* **WHAT IS EXPECTED**:
Produce an exact copy of the lines from the line containing "Output the text content of this document." through the last line of the listing below, both ends included, and nothing else.

* START INPUT *

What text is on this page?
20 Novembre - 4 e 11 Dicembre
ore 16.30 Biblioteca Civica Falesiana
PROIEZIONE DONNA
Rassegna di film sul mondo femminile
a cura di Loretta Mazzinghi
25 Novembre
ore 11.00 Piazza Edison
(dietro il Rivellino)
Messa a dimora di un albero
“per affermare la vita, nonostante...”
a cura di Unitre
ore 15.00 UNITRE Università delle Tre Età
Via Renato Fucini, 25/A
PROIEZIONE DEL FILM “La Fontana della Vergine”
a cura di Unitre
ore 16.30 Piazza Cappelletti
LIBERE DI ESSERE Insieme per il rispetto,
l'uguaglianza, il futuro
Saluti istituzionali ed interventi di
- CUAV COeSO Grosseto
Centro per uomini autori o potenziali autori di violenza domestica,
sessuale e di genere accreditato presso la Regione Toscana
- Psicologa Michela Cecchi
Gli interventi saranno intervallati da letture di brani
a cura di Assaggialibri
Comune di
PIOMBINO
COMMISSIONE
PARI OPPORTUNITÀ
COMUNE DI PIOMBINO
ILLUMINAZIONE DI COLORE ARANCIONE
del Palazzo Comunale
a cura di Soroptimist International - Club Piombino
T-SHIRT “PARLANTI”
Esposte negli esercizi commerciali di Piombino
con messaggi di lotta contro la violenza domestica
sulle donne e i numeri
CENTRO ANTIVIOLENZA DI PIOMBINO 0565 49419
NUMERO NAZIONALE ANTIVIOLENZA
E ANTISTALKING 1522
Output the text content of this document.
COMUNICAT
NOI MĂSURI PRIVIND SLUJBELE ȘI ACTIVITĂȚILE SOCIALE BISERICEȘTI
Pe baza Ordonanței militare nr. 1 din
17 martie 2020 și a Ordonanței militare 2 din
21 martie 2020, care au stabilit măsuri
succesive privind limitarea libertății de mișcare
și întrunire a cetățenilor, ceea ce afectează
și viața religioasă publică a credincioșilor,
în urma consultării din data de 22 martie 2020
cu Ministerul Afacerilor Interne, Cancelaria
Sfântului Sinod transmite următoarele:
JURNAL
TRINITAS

* END INPUT *

* **RESULT FOR THIS TASK**:
Output the text content of this document.
COMUNICAT
NOI MĂSURI PRIVIND SLUJBELE ȘI ACTIVITĂȚILE SOCIALE BISERICEȘTI
Pe baza Ordonanței militare nr. 1 din
17 martie 2020 și a Ordonanței militare 2 din
21 martie 2020, care au stabilit măsuri
succesive privind limitarea libertății de mișcare
și întrunire a cetățenilor, ceea ce afectează
și viața religioasă publică a credincioșilor,
în urma consultării din data de 22 martie 2020
cu Ministerul Afacerilor Interne, Cancelaria
Sfântului Sinod transmite următoarele:
JURNAL
TRINITAS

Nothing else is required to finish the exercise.